- [What to do]
Report the count of lines containing the word "Distance" in the entries below, and nothing more.
## BEGIN
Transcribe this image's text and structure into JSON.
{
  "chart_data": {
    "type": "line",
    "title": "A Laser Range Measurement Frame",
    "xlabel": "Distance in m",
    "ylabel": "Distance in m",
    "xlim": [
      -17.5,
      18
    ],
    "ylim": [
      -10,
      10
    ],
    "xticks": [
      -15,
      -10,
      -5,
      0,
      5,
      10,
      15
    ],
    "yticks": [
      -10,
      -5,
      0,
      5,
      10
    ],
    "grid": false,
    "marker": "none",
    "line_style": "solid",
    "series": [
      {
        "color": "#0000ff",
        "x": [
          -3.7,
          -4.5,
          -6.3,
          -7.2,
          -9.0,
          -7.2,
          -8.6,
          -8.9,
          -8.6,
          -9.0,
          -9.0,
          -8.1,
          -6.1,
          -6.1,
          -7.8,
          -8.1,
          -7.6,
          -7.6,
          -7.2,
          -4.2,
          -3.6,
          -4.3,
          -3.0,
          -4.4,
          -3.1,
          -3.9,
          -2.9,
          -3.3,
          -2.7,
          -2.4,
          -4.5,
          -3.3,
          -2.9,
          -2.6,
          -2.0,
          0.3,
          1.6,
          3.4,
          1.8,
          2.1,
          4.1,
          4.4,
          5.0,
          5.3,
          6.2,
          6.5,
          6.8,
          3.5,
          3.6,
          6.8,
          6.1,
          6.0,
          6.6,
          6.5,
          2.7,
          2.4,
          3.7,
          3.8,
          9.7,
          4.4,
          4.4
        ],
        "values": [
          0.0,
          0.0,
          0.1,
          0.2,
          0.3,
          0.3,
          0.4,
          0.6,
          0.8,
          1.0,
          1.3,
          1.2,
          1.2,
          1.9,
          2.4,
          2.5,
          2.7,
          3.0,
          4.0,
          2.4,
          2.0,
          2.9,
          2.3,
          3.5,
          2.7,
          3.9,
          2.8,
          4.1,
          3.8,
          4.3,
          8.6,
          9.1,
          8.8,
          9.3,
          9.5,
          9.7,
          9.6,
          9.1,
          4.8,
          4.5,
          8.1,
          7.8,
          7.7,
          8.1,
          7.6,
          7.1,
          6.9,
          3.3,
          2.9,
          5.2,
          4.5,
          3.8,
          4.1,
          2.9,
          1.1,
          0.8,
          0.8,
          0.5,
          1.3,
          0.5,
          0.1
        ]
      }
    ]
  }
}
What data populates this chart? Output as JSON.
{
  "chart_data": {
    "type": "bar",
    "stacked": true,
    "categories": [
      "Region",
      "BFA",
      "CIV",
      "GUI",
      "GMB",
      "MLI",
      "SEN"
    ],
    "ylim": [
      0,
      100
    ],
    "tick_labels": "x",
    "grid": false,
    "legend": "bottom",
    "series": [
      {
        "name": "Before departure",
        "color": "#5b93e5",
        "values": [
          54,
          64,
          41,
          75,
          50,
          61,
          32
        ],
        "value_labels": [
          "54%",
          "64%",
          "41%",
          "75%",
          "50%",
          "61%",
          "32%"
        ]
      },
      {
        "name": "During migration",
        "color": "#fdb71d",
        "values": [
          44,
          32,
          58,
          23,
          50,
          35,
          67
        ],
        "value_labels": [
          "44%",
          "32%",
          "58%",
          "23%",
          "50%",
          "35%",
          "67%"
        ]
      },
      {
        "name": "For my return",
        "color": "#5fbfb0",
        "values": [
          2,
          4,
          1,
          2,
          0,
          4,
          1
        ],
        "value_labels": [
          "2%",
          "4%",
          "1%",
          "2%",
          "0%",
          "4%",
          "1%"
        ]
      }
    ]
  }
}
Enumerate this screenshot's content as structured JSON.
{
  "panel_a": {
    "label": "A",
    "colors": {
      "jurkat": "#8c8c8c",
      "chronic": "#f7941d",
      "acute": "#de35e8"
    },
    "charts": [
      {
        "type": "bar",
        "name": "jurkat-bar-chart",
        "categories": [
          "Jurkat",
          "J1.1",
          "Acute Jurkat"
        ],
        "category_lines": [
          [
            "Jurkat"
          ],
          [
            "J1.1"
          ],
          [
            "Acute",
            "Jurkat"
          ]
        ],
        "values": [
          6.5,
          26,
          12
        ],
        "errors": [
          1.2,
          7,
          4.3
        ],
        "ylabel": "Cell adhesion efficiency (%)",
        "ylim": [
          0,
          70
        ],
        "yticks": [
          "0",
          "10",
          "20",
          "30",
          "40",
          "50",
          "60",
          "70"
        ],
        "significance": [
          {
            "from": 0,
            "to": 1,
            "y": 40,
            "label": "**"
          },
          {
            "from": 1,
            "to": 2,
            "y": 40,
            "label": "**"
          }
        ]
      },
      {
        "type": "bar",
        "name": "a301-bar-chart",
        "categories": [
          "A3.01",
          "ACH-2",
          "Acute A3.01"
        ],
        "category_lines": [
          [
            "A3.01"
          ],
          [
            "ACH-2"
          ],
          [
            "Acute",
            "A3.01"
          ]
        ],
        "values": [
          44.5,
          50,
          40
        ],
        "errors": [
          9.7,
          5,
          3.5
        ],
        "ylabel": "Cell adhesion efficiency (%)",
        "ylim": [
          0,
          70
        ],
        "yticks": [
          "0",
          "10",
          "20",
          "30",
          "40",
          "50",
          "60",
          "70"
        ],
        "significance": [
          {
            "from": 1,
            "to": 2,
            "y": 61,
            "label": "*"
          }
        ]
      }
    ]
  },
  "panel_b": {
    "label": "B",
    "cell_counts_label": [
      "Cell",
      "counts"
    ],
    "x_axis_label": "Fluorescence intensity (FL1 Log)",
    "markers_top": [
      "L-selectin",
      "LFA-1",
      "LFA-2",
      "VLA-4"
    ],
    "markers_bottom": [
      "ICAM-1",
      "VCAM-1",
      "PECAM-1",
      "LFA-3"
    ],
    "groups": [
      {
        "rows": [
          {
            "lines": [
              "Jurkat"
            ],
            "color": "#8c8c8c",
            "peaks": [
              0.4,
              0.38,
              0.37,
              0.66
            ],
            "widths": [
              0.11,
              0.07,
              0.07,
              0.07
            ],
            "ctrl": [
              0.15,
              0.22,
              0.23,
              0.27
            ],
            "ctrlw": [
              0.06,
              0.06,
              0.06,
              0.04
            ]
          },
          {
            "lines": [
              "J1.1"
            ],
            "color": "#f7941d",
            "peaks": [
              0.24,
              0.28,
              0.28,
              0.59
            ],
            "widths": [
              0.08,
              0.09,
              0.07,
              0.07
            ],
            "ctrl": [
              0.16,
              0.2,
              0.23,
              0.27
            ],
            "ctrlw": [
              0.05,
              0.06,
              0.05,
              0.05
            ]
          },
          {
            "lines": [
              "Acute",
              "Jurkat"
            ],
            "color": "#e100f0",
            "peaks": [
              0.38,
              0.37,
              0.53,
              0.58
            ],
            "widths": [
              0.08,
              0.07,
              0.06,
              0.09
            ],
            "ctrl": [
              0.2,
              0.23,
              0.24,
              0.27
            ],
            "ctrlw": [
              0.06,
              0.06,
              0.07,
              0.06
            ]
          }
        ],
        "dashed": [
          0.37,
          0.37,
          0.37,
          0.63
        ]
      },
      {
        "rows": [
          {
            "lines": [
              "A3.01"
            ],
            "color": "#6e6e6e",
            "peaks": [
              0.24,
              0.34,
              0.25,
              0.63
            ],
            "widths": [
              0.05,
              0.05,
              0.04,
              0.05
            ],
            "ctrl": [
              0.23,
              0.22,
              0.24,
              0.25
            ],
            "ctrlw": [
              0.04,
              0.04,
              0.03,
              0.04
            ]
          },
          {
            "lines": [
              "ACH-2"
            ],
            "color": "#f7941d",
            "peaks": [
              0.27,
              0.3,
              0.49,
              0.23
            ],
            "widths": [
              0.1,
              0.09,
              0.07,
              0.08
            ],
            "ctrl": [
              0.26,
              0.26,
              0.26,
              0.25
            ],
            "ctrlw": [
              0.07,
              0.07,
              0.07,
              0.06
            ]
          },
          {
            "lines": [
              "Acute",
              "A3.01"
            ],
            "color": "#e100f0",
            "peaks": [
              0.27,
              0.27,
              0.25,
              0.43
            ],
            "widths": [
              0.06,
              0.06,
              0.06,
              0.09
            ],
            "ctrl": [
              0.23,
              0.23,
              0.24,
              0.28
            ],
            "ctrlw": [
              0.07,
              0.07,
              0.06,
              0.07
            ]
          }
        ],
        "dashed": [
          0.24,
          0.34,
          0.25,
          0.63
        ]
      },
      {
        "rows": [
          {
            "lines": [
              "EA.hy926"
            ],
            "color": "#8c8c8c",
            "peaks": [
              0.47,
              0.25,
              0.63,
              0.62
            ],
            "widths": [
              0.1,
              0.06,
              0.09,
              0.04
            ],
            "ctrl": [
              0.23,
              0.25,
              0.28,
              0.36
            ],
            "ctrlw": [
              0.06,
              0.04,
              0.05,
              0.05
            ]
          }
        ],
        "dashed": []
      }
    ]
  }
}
## END
- [Exercise solution]
2